WHAT TO WORK ON: Scan the lines below; pull out those with "wichtigsten".

TASK INPUT:
^^^^^^^^^^^^^^^^
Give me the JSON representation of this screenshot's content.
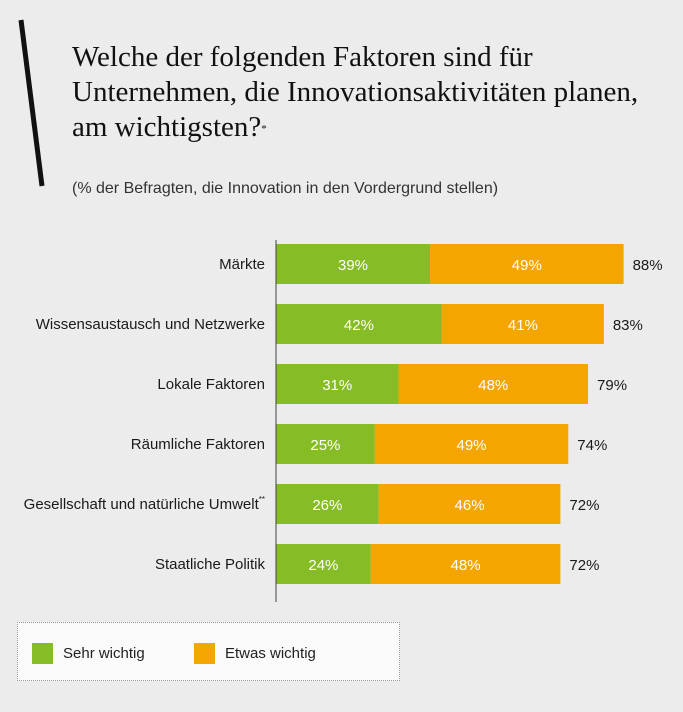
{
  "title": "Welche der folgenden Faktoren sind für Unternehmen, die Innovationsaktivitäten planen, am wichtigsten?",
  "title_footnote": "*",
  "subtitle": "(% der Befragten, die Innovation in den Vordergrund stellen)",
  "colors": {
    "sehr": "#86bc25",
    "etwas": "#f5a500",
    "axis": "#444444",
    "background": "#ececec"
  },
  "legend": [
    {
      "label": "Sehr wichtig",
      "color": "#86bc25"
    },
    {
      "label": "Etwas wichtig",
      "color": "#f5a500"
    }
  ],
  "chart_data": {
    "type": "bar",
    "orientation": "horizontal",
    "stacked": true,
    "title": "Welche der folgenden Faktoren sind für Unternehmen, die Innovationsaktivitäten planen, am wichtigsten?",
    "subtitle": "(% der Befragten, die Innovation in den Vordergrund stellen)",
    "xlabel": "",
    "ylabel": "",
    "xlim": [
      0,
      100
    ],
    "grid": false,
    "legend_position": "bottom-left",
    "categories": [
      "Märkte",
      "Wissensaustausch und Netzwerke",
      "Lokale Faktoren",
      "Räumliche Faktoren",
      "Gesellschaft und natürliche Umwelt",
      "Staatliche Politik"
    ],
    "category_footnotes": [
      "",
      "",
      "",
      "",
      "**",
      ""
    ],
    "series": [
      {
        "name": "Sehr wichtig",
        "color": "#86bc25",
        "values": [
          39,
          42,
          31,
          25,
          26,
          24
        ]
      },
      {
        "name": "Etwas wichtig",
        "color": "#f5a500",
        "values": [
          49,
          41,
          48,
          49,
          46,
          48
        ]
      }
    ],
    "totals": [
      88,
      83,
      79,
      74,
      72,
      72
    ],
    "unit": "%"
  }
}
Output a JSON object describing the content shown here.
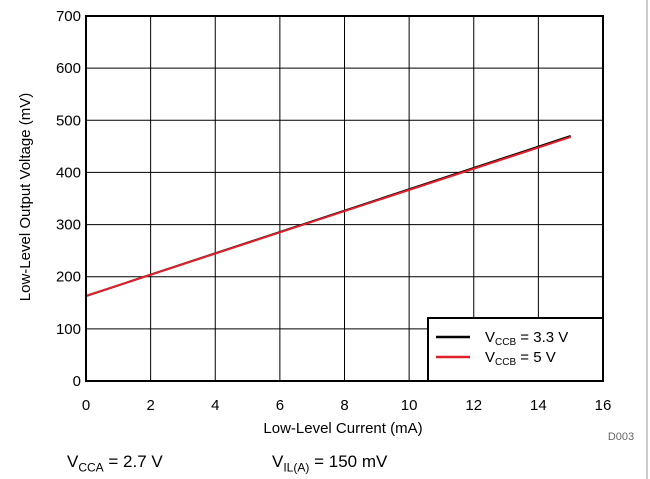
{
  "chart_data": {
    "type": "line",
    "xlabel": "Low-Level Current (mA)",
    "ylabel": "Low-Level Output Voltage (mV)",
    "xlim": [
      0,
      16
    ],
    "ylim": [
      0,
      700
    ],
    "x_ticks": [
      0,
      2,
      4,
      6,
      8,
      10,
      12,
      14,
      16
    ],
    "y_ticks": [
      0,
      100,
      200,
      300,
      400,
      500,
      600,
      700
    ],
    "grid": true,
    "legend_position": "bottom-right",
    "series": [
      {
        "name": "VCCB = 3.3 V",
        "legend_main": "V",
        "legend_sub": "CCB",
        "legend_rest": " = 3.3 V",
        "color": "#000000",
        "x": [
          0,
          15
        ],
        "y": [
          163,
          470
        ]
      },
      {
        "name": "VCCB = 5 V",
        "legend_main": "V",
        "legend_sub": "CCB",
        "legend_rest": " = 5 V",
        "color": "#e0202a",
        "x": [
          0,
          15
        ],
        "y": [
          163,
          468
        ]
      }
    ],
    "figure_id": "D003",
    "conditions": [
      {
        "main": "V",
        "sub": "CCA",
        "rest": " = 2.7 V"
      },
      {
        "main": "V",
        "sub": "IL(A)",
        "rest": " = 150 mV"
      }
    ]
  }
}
^^^^^^^^^^^^^^^^
ANSWER TO THIS PROBLEM:
  "title": "Welche der folgenden Faktoren sind für Unternehmen, die Innovationsaktivitäten planen, am wichtigsten?",
    "title": "Welche der folgenden Faktoren sind für Unternehmen, die Innovationsaktivitäten planen, am wichtigsten?",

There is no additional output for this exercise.